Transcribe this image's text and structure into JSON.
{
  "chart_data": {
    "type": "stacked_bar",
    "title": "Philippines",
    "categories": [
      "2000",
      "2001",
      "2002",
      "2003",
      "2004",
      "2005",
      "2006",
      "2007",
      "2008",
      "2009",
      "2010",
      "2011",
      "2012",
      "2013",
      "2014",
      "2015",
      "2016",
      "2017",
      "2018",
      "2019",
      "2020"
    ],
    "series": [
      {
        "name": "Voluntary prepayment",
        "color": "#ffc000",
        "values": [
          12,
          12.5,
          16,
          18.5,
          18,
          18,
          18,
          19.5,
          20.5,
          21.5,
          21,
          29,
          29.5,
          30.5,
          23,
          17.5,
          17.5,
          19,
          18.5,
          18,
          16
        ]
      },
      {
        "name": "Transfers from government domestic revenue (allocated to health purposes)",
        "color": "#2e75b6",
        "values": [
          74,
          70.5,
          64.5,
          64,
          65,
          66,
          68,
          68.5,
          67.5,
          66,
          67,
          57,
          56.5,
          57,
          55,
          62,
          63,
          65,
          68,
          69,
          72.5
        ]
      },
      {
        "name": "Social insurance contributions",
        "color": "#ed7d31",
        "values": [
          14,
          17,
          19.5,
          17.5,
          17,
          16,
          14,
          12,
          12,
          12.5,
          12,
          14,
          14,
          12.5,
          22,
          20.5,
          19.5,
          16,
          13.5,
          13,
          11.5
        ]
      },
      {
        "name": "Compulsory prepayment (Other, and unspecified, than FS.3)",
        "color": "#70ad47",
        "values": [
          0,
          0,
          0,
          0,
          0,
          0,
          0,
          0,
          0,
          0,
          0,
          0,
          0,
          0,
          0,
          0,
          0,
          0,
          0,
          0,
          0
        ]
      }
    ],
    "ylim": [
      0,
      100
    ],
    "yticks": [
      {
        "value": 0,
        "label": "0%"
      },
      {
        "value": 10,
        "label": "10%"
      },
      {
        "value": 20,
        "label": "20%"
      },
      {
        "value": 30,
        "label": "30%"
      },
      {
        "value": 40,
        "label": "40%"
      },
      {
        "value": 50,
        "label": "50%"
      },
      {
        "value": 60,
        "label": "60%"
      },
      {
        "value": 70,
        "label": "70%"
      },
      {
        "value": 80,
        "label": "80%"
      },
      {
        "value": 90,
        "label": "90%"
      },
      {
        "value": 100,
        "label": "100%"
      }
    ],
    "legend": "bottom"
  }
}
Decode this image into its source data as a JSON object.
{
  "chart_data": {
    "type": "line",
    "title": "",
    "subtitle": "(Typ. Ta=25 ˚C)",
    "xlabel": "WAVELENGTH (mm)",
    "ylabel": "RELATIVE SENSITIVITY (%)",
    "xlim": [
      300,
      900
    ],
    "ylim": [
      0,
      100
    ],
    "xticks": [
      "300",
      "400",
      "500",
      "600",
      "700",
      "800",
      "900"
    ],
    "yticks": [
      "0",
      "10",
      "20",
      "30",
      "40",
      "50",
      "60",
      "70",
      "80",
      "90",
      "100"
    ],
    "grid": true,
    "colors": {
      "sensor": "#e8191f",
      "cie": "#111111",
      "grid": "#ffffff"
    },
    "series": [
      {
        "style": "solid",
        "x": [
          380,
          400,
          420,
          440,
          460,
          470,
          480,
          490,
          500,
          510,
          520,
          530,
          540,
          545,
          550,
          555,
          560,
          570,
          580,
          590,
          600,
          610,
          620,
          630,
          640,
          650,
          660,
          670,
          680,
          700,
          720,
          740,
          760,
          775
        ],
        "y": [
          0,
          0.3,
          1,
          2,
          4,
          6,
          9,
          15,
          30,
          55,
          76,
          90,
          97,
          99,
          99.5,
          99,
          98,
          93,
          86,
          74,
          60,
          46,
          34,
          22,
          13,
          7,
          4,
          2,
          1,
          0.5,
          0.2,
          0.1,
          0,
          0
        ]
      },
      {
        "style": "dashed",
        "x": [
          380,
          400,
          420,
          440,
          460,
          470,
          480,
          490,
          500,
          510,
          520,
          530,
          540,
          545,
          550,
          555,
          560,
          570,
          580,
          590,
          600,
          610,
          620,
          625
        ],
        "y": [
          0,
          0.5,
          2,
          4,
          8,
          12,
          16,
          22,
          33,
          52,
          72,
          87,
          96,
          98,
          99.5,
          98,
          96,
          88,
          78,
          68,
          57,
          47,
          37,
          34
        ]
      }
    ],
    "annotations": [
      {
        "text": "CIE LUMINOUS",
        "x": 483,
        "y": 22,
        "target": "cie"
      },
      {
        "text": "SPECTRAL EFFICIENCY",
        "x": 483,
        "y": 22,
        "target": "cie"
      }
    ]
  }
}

» **Objective**
Show, from the listing above, each line that contains the word "into".

» **Solution to this exercise**
Transcribe this image's text and structure into JSON.
Decode this image into its source data as a JSON object.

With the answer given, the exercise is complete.